Dataset items

+-------+

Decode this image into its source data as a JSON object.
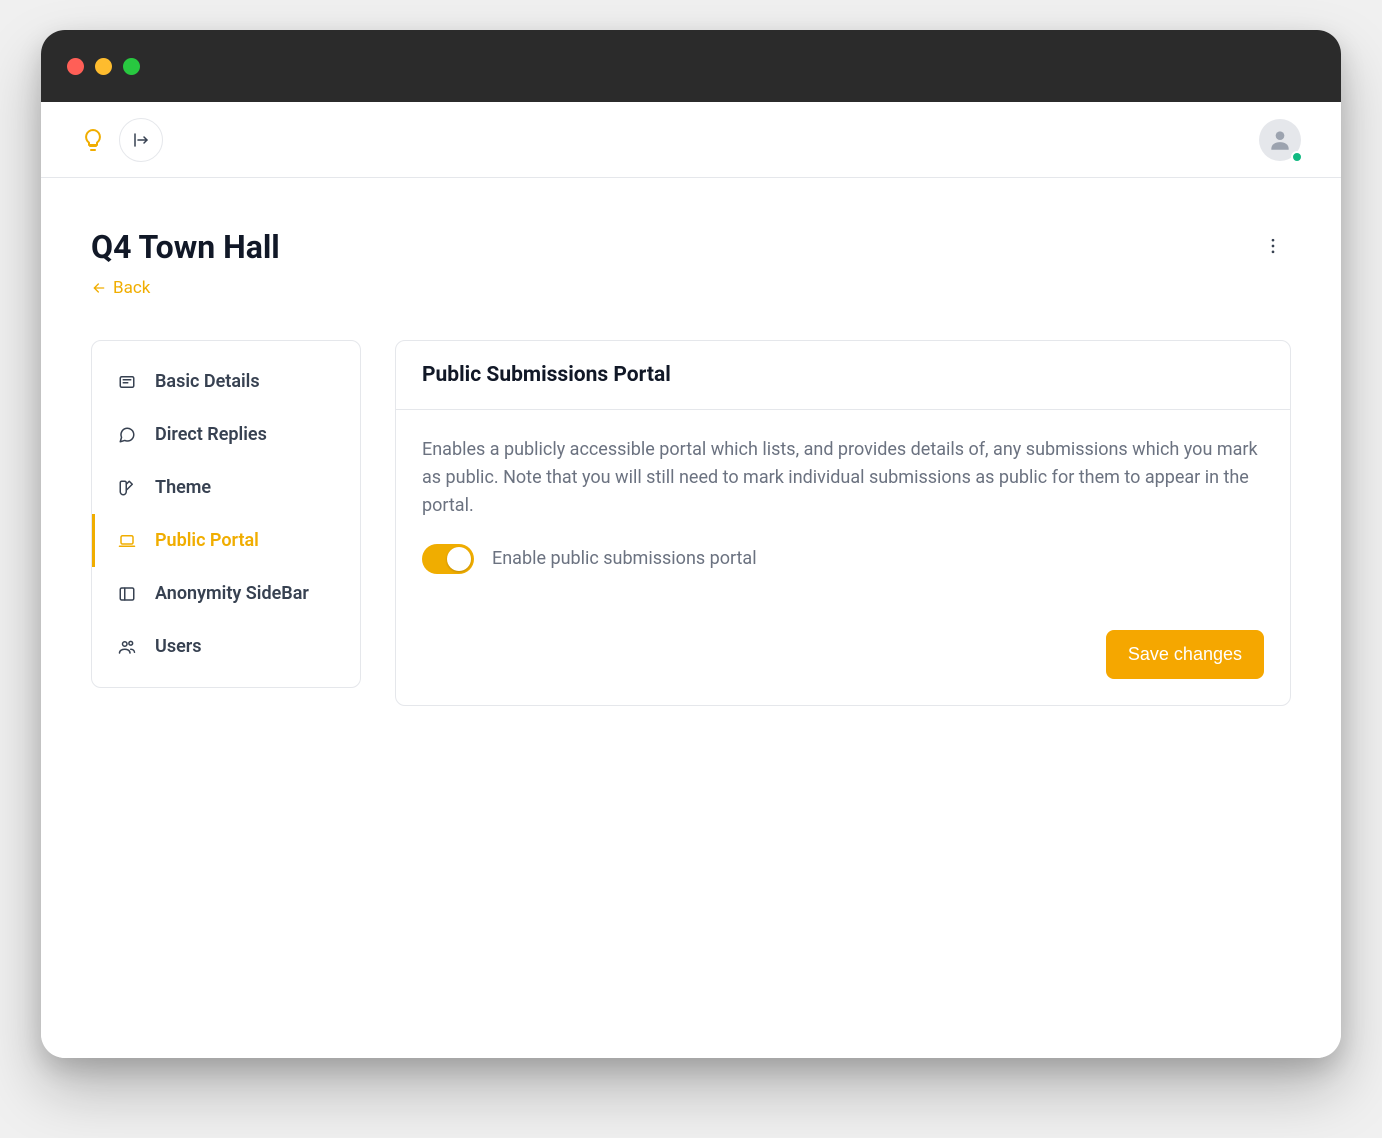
{
  "page": {
    "title": "Q4 Town Hall",
    "back_label": "Back"
  },
  "sidebar": {
    "items": [
      {
        "label": "Basic Details",
        "icon": "list-icon",
        "active": false
      },
      {
        "label": "Direct Replies",
        "icon": "chat-icon",
        "active": false
      },
      {
        "label": "Theme",
        "icon": "swatch-icon",
        "active": false
      },
      {
        "label": "Public Portal",
        "icon": "laptop-icon",
        "active": true
      },
      {
        "label": "Anonymity SideBar",
        "icon": "panel-icon",
        "active": false
      },
      {
        "label": "Users",
        "icon": "users-icon",
        "active": false
      }
    ]
  },
  "panel": {
    "title": "Public Submissions Portal",
    "description": "Enables a publicly accessible portal which lists, and provides details of, any submissions which you mark as public. Note that you will still need to mark individual submissions as public for them to appear in the portal.",
    "toggle_label": "Enable public submissions portal",
    "toggle_on": true,
    "save_label": "Save changes"
  }
}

+-------+

▸ Written problem
Omit the pictures, then output the rest of the listing exactly.

▸ Final result
Decode this image into its source data as a JSON object.
{
  "page": {
    "title": "Q4 Town Hall",
    "back_label": "Back"
  },
  "sidebar": {
    "items": [
      {
        "label": "Basic Details",
        "icon": "list-icon",
        "active": false
      },
      {
        "label": "Direct Replies",
        "icon": "chat-icon",
        "active": false
      },
      {
        "label": "Theme",
        "icon": "swatch-icon",
        "active": false
      },
      {
        "label": "Public Portal",
        "icon": "laptop-icon",
        "active": true
      },
      {
        "label": "Anonymity SideBar",
        "icon": "panel-icon",
        "active": false
      },
      {
        "label": "Users",
        "icon": "users-icon",
        "active": false
      }
    ]
  },
  "panel": {
    "title": "Public Submissions Portal",
    "description": "Enables a publicly accessible portal which lists, and provides details of, any submissions which you mark as public. Note that you will still need to mark individual submissions as public for them to appear in the portal.",
    "toggle_label": "Enable public submissions portal",
    "toggle_on": true,
    "save_label": "Save changes"
  }
}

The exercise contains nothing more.